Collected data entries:
= = = = = = =
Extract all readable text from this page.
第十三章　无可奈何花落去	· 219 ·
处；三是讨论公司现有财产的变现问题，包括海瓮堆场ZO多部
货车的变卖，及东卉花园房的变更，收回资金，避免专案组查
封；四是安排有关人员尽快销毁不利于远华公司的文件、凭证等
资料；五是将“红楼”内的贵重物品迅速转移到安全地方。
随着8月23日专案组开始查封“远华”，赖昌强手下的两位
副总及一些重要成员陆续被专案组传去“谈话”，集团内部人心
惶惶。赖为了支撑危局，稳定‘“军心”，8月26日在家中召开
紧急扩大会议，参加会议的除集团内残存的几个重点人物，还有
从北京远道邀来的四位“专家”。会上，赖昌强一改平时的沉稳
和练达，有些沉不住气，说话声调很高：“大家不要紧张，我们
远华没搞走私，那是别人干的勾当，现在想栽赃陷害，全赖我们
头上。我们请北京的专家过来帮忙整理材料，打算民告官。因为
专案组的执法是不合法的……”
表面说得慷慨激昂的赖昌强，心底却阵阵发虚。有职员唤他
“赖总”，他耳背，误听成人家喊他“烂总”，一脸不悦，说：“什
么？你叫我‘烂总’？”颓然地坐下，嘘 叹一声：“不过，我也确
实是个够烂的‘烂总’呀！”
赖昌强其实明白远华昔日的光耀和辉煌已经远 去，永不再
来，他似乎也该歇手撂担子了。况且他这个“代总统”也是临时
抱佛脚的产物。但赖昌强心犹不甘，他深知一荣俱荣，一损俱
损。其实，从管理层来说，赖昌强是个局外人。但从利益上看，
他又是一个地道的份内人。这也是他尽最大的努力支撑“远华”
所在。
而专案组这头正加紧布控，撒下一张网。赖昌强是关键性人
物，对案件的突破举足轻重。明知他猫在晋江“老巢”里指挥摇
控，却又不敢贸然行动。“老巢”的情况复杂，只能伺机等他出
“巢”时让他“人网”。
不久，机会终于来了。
= = = = = = =
*PROBLEM*. Please repeat all the records above exactly as they appear.

*ANSWER TO THE TASK*.
Extract all readable text from this page.
第十三章　无可奈何花落去	· 219 ·
处；三是讨论公司现有财产的变现问题，包括海瓮堆场ZO多部
货车的变卖，及东卉花园房的变更，收回资金，避免专案组查
封；四是安排有关人员尽快销毁不利于远华公司的文件、凭证等
资料；五是将“红楼”内的贵重物品迅速转移到安全地方。
随着8月23日专案组开始查封“远华”，赖昌强手下的两位
副总及一些重要成员陆续被专案组传去“谈话”，集团内部人心
惶惶。赖为了支撑危局，稳定‘“军心”，8月26日在家中召开
紧急扩大会议，参加会议的除集团内残存的几个重点人物，还有
从北京远道邀来的四位“专家”。会上，赖昌强一改平时的沉稳
和练达，有些沉不住气，说话声调很高：“大家不要紧张，我们
远华没搞走私，那是别人干的勾当，现在想栽赃陷害，全赖我们
头上。我们请北京的专家过来帮忙整理材料，打算民告官。因为
专案组的执法是不合法的……”
表面说得慷慨激昂的赖昌强，心底却阵阵发虚。有职员唤他
“赖总”，他耳背，误听成人家喊他“烂总”，一脸不悦，说：“什
么？你叫我‘烂总’？”颓然地坐下，嘘 叹一声：“不过，我也确
实是个够烂的‘烂总’呀！”
赖昌强其实明白远华昔日的光耀和辉煌已经远 去，永不再
来，他似乎也该歇手撂担子了。况且他这个“代总统”也是临时
抱佛脚的产物。但赖昌强心犹不甘，他深知一荣俱荣，一损俱
损。其实，从管理层来说，赖昌强是个局外人。但从利益上看，
他又是一个地道的份内人。这也是他尽最大的努力支撑“远华”
所在。
而专案组这头正加紧布控，撒下一张网。赖昌强是关键性人
物，对案件的突破举足轻重。明知他猫在晋江“老巢”里指挥摇
控，却又不敢贸然行动。“老巢”的情况复杂，只能伺机等他出
“巢”时让他“人网”。
不久，机会终于来了。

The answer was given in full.